> Extracted data entries
______________________________
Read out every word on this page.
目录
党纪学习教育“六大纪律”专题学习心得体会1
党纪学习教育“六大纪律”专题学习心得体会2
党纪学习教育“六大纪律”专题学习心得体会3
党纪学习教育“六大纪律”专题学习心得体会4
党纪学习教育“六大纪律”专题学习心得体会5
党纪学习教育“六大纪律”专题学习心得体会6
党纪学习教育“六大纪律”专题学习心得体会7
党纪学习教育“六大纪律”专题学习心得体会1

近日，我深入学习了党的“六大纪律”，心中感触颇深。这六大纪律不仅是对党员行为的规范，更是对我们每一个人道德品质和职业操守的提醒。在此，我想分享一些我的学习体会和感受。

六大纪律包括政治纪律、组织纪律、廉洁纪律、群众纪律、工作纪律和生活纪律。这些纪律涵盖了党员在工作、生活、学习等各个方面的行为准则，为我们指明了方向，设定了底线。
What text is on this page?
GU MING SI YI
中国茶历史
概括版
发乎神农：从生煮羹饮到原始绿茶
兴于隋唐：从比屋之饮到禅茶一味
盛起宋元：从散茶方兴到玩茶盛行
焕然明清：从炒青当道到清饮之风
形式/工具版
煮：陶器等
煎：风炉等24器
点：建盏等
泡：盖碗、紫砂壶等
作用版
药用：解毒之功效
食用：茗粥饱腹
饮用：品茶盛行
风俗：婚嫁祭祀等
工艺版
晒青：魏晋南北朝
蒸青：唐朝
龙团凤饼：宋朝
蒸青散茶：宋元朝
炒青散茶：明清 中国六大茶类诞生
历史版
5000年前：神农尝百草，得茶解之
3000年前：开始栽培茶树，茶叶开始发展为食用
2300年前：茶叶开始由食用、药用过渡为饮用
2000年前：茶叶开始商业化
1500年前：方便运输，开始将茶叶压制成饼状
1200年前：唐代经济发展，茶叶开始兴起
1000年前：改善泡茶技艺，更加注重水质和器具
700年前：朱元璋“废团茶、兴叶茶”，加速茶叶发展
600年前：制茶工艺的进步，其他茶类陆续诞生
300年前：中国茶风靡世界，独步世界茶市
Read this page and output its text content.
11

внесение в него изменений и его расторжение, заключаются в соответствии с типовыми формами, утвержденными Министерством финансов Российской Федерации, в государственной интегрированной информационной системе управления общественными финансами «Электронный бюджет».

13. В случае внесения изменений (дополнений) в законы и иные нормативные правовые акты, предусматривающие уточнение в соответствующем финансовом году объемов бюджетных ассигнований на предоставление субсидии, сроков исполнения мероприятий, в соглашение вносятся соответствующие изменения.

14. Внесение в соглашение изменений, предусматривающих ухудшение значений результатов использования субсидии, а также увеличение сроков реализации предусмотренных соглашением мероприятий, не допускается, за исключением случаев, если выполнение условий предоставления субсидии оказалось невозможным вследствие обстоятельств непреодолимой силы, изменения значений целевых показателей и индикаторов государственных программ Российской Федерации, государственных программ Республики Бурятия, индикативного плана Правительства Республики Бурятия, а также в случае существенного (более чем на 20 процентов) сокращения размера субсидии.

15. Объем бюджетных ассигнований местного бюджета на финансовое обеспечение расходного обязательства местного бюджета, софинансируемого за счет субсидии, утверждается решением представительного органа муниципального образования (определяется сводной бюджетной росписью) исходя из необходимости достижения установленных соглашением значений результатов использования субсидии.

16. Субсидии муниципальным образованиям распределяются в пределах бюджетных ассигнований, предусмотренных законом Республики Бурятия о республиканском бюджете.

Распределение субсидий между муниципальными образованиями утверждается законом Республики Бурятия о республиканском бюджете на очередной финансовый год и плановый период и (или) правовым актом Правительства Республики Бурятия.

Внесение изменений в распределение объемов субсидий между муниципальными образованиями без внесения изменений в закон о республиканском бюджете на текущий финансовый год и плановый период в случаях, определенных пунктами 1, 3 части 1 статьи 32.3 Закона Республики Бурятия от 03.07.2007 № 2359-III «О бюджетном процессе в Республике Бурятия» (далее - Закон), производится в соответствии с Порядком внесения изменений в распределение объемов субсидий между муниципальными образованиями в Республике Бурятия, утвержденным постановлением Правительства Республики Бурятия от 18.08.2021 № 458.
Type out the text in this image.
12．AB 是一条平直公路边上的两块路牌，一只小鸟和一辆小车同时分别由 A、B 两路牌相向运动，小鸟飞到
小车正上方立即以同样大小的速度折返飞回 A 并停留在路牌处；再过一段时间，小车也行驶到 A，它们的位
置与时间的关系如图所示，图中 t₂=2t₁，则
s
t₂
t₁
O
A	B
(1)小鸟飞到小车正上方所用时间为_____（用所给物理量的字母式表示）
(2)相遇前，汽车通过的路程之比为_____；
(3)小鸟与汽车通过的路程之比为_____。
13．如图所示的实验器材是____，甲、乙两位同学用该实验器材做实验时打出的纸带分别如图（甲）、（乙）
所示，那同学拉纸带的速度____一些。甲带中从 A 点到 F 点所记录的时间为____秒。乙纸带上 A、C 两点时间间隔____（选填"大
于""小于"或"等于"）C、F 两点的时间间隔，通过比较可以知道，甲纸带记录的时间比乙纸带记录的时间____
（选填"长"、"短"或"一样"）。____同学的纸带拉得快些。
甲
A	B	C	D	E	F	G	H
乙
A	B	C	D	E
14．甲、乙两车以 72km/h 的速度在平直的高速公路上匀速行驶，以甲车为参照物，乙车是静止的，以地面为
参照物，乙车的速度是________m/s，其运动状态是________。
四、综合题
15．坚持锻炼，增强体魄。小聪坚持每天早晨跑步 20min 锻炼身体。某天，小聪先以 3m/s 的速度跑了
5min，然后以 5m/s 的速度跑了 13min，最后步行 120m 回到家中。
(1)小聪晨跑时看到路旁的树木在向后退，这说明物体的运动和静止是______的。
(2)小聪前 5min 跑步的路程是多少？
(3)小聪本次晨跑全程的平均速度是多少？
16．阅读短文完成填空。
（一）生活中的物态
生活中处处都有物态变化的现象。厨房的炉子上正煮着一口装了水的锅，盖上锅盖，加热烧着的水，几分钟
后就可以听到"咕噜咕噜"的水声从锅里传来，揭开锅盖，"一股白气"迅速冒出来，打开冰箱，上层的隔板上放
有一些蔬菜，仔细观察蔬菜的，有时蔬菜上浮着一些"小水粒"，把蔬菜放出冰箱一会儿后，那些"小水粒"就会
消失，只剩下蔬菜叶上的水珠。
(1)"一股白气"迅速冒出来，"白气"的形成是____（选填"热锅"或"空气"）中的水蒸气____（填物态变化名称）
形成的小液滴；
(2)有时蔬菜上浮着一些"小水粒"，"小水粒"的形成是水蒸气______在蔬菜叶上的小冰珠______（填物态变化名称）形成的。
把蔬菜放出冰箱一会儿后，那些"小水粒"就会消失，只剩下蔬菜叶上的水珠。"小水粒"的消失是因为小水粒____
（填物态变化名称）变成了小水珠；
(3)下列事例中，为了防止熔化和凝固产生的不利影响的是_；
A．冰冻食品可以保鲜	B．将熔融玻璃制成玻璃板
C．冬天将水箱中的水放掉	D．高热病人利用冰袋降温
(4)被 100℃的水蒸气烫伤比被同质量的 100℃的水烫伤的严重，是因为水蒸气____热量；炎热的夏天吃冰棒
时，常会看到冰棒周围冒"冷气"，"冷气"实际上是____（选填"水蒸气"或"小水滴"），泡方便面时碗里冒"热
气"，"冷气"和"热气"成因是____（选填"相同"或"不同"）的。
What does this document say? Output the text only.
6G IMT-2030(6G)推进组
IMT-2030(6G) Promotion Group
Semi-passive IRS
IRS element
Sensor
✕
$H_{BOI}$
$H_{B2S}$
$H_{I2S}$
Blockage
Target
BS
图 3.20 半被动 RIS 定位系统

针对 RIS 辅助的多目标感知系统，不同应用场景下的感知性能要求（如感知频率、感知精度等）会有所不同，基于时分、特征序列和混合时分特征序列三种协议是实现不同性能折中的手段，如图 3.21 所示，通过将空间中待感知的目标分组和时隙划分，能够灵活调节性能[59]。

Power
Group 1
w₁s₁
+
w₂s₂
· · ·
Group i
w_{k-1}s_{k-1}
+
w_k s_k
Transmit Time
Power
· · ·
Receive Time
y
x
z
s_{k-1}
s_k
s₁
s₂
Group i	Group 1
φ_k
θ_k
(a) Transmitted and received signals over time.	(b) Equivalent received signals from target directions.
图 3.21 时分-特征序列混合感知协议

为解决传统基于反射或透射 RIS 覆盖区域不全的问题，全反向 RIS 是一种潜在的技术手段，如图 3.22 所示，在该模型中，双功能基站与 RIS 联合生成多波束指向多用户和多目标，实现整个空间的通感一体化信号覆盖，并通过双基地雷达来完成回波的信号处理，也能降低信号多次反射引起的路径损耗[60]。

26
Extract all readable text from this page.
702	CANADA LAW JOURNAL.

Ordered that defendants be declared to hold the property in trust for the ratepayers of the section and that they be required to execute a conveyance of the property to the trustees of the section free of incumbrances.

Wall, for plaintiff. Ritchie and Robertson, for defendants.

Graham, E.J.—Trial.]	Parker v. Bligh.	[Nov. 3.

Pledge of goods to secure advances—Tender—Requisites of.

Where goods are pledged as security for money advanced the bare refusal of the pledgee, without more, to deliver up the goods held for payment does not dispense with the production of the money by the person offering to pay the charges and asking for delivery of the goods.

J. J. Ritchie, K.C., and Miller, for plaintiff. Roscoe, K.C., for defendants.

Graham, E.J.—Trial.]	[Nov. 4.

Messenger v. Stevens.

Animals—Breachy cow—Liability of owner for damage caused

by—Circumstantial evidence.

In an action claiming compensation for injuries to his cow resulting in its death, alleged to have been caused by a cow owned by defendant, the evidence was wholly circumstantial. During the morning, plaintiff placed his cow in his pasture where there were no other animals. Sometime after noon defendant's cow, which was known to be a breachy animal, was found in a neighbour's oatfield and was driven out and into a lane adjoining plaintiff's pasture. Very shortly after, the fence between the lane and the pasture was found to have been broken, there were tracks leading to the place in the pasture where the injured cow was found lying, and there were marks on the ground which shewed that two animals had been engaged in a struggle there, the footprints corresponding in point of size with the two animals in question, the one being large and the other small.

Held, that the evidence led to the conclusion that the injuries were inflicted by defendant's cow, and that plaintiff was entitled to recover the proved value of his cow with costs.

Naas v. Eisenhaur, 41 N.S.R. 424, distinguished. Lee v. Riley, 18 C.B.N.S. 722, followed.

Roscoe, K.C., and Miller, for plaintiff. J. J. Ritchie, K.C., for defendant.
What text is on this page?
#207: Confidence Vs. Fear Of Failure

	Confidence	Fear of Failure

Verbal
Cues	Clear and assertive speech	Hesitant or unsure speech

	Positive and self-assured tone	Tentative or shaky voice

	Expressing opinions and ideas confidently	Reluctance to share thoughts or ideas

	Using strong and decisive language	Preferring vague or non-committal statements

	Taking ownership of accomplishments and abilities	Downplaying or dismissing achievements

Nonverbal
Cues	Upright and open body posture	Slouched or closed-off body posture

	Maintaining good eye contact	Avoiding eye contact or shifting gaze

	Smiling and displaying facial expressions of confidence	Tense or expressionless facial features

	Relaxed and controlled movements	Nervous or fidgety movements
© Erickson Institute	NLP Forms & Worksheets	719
______________________________
> What you will do
From the data, collect all lines where the string "республиканском" appears.

> Solution to this problem
16. Субсидии муниципальным образованиям распределяются в пределах бюджетных ассигнований, предусмотренных законом Республики Бурятия о республиканском бюджете.
Распределение субсидий между муниципальными образованиями утверждается законом Республики Бурятия о республиканском бюджете на очередной финансовый год и плановый период и (или) правовым актом Правительства Республики Бурятия.
Внесение изменений в распределение объемов субсидий между муниципальными образованиями без внесения изменений в закон о республиканском бюджете на текущий финансовый год и плановый период в случаях, определенных пунктами 1, 3 части 1 статьи 32.3 Закона Республики Бурятия от 03.07.2007 № 2359-III «О бюджетном процессе в Республике Бурятия» (далее - Закон), производится в соответствии с Порядком внесения изменений в распределение объемов субсидий между муниципальными образованиями в Республике Бурятия, утвержденным постановлением Правительства Республики Бурятия от 18.08.2021 № 458.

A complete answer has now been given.